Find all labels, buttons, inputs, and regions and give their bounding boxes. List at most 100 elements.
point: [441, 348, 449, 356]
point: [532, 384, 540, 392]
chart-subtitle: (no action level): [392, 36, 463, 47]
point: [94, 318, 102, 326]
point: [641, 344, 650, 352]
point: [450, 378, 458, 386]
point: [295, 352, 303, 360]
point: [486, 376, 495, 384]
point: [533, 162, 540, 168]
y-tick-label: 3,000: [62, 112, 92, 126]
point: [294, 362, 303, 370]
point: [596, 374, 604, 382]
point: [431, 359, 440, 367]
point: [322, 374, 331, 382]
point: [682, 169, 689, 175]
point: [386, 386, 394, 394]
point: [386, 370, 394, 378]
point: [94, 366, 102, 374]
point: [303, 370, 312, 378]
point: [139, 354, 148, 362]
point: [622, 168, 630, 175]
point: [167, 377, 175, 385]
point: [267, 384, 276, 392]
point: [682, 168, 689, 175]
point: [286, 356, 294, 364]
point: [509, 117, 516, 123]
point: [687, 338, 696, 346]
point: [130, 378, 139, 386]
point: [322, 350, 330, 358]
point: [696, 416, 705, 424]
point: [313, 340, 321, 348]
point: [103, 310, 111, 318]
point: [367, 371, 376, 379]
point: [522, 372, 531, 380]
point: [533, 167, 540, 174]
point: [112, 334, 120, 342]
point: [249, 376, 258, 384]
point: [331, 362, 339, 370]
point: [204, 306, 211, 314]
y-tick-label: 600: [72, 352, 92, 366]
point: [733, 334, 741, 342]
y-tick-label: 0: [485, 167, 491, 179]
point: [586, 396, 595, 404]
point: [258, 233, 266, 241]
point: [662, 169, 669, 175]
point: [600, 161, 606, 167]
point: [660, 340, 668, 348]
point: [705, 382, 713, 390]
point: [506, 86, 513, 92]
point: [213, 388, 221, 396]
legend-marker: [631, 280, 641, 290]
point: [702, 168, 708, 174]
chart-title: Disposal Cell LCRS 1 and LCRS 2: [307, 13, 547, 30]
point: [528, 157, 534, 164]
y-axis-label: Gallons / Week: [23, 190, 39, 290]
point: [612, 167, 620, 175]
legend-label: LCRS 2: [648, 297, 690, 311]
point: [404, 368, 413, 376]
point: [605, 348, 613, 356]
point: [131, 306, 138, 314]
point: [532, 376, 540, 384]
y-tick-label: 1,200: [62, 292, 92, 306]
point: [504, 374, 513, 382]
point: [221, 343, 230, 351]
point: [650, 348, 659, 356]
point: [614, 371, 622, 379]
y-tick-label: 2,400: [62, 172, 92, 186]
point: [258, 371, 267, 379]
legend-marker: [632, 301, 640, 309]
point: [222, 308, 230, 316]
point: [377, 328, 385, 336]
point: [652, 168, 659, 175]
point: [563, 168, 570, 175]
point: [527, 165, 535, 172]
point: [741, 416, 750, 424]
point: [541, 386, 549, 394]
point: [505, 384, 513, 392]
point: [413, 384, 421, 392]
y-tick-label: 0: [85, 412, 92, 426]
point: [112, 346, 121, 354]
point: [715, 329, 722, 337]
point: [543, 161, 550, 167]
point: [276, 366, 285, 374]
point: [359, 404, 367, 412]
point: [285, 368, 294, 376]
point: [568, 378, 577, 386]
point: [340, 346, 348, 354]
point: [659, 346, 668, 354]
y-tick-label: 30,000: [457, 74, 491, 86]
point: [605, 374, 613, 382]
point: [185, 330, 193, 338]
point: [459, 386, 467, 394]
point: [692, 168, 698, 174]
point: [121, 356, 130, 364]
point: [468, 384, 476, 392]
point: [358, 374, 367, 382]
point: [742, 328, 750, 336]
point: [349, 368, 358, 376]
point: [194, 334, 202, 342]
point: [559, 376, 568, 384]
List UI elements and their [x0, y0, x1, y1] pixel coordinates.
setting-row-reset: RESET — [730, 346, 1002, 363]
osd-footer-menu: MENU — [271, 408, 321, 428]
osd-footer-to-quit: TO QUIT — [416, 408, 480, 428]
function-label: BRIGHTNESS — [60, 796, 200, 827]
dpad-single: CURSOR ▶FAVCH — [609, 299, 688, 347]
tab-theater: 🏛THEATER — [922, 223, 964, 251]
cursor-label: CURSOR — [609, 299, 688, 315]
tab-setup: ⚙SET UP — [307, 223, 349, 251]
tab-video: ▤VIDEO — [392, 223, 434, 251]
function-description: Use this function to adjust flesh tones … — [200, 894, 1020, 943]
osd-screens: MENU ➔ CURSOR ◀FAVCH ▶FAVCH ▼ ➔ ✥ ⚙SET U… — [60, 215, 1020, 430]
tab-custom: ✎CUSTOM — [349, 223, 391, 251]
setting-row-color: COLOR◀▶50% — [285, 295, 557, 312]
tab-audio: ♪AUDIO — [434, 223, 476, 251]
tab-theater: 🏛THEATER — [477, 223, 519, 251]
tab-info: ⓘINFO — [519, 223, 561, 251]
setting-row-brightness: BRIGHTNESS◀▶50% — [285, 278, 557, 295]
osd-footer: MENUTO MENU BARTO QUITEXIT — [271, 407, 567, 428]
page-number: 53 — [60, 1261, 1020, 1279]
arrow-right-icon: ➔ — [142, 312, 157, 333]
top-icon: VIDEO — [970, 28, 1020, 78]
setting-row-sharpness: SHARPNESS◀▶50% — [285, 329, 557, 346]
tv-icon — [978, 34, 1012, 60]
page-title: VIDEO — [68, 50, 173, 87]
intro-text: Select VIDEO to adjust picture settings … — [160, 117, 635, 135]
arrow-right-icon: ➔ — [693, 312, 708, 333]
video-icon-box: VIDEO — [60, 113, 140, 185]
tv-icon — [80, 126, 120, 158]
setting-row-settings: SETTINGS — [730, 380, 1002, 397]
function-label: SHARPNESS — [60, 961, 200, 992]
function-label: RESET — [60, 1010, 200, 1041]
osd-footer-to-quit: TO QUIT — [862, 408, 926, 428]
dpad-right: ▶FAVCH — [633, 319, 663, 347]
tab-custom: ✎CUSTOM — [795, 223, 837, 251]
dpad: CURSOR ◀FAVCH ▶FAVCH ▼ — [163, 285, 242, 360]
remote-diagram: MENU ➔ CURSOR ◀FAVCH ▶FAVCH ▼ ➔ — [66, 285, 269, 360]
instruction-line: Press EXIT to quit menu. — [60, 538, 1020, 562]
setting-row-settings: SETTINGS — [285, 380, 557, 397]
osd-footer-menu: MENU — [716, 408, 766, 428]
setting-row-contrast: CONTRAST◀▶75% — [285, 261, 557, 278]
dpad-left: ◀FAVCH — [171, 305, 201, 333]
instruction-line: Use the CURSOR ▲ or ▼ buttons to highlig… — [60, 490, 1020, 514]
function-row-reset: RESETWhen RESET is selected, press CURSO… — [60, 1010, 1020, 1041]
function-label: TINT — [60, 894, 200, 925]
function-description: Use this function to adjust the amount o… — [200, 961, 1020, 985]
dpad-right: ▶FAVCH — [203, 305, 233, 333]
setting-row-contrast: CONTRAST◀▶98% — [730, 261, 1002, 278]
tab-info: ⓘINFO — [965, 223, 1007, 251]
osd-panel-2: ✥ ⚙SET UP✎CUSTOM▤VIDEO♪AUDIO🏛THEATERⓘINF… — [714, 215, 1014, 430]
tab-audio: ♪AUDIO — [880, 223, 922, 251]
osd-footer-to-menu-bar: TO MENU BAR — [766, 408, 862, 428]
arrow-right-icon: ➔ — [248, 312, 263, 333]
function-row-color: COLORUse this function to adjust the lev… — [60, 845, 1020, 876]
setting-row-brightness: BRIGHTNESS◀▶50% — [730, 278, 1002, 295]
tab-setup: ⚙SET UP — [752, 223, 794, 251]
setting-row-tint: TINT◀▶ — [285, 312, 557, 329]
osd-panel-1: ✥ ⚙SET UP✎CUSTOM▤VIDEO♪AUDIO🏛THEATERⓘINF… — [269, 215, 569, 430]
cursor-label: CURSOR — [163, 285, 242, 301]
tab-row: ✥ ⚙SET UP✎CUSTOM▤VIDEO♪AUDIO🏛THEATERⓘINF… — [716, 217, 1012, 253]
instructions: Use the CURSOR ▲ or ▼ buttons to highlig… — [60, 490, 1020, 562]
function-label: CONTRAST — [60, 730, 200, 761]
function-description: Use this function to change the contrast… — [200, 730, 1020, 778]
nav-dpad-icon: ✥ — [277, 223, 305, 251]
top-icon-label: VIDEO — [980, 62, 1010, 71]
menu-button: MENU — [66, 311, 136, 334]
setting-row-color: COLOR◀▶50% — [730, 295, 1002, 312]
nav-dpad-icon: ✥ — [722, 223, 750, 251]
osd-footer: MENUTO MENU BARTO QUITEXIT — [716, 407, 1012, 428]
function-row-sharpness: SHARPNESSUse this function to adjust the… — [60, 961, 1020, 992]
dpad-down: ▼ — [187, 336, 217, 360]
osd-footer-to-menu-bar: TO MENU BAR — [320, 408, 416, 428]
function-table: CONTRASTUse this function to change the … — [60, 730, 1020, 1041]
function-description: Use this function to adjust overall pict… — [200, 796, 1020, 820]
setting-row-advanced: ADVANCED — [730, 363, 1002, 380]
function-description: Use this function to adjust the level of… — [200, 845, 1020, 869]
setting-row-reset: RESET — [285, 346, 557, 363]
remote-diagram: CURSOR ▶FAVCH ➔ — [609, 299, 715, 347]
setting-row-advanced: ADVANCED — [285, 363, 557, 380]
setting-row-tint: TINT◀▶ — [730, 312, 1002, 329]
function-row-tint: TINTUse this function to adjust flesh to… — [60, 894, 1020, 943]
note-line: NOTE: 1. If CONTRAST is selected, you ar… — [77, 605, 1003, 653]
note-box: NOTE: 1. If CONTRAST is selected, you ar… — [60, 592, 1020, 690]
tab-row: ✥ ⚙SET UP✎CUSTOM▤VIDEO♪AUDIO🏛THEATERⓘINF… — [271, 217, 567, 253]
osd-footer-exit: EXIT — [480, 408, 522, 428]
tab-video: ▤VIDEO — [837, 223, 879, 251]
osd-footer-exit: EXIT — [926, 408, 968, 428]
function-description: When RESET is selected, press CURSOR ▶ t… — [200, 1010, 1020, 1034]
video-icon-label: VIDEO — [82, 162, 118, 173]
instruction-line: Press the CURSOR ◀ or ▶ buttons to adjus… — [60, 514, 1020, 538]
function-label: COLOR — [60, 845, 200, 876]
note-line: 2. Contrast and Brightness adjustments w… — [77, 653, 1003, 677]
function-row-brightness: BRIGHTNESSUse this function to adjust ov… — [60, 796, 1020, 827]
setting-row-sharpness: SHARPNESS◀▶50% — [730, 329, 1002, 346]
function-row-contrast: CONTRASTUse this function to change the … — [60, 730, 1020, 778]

What to work on:
Rewrite the stretch from the start of the records through the line that contains "point: [94, 318, 102, 326]", replacing "chart-subtitle" with "chart-caption" and leaving everything else unchanged.

Result of this task:
Find all labels, buttons, inputs, and regions and give their bounding boxes. List at most 100 elements.
point: [441, 348, 449, 356]
point: [532, 384, 540, 392]
chart-caption: (no action level): [392, 36, 463, 47]
point: [94, 318, 102, 326]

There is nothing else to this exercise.